Collected data:

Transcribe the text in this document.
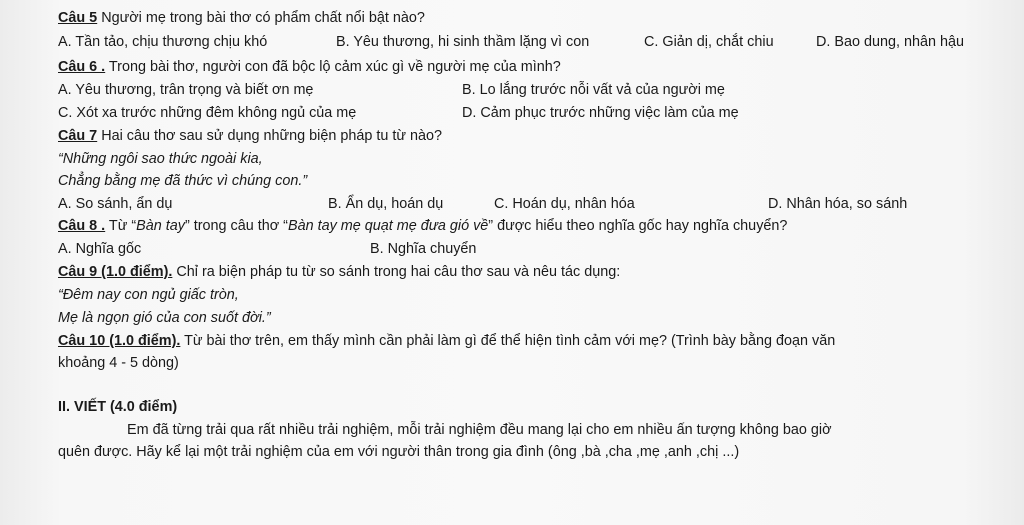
Câu 5 Người mẹ trong bài thơ có phẩm chất nổi bật nào?
A. Tần tảo, chịu thương chịu khó	B. Yêu thương, hi sinh thầm lặng vì con	C. Giản dị, chắt chiu	D. Bao dung, nhân hậu
Câu 6 . Trong bài thơ, người con đã bộc lộ cảm xúc gì về người mẹ của mình?
A. Yêu thương, trân trọng và biết ơn mẹ	B. Lo lắng trước nỗi vất vả của người mẹ
C. Xót xa trước những đêm không ngủ của mẹ	D. Cảm phục trước những việc làm của mẹ
Câu 7 Hai câu thơ sau sử dụng những biện pháp tu từ nào?
“Những ngôi sao thức ngoài kia,
Chẳng bằng mẹ đã thức vì chúng con.”
A. So sánh, ẩn dụ	B. Ẩn dụ, hoán dụ	C. Hoán dụ, nhân hóa	D. Nhân hóa, so sánh
Câu 8 . Từ “Bàn tay” trong câu thơ “Bàn tay mẹ quạt mẹ đưa gió về” được hiểu theo nghĩa gốc hay nghĩa chuyển?
A. Nghĩa gốc	B. Nghĩa chuyển
Câu 9 (1.0 điểm). Chỉ ra biện pháp tu từ so sánh trong hai câu thơ sau và nêu tác dụng:
“Đêm nay con ngủ giấc tròn,
Mẹ là ngọn gió của con suốt đời.”
Câu 10 (1.0 điểm). Từ bài thơ trên, em thấy mình cần phải làm gì để thể hiện tình cảm với mẹ? (Trình bày bằng đoạn văn
khoảng 4 - 5 dòng)
II. VIẾT (4.0 điểm)
Em đã từng trải qua rất nhiều trải nghiệm, mỗi trải nghiệm đều mang lại cho em nhiều ấn tượng không bao giờ
quên được. Hãy kể lại một trải nghiệm của em với người thân trong gia đình (ông ,bà ,cha ,mẹ ,anh ,chị ...)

WHAT TO PRODUCE:
Of the lines above, how many include the word "nhân"? Reply with the number alone.

SOLUTION FOR THIS PROBLEM:
2